[Stated exercise]: Lines holding the string "fiore" are the ones to copy from this listing.

• • • • • • •

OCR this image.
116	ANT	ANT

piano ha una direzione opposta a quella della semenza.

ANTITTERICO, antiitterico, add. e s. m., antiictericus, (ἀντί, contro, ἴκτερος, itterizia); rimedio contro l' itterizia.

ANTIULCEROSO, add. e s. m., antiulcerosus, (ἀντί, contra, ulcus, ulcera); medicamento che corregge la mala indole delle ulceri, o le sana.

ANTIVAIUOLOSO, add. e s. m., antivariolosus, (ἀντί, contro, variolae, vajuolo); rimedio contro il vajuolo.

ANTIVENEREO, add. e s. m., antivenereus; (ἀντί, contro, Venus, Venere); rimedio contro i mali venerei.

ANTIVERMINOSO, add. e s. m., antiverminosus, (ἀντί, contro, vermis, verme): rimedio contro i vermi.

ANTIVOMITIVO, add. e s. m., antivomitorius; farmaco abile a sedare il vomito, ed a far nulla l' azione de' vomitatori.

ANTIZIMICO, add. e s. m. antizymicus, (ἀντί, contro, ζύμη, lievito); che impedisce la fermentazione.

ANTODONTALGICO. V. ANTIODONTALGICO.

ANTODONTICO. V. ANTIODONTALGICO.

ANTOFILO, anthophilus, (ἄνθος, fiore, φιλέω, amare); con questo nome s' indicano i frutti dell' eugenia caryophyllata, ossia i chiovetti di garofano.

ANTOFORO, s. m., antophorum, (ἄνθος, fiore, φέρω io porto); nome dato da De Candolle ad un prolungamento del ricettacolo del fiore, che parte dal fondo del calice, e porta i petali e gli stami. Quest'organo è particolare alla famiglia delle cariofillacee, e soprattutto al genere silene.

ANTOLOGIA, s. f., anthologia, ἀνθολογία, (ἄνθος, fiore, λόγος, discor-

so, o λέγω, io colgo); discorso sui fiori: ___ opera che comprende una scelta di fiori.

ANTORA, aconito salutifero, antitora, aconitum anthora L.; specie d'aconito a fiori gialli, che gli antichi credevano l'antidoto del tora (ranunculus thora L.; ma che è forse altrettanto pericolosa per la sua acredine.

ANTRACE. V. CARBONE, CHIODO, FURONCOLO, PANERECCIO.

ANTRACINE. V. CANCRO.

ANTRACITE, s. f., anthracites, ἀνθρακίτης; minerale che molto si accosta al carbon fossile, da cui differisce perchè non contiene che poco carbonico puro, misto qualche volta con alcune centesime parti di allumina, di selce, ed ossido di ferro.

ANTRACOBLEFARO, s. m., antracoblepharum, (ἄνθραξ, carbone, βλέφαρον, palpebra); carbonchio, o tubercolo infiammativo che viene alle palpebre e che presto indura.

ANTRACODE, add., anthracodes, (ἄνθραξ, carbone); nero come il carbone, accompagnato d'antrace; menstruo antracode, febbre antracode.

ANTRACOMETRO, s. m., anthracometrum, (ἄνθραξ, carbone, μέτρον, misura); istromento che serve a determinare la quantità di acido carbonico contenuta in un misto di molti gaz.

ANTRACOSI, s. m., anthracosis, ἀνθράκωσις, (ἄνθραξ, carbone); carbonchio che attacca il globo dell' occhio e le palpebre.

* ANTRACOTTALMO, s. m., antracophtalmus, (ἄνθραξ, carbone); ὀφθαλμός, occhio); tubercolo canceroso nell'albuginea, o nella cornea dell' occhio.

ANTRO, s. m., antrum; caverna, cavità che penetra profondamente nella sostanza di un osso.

• • • • • • •

[Final result]:
ANTOFILO, anthophilus, (ἄνθος, fiore, φιλέω, amare); con questo nome s' indicano i frutti dell' eugenia caryophyllata, ossia i chiovetti di garofano.
ANTOFORO, s. m., antophorum, (ἄνθος, fiore, φέρω io porto); nome dato da De Candolle ad un prolungamento del ricettacolo del fiore, che parte dal fondo del calice, e porta i petali e gli stami. Quest'organo è particolare alla famiglia delle cariofillacee, e soprattutto al genere silene.
ANTOLOGIA, s. f., anthologia, ἀνθολογία, (ἄνθος, fiore, λόγος, discor-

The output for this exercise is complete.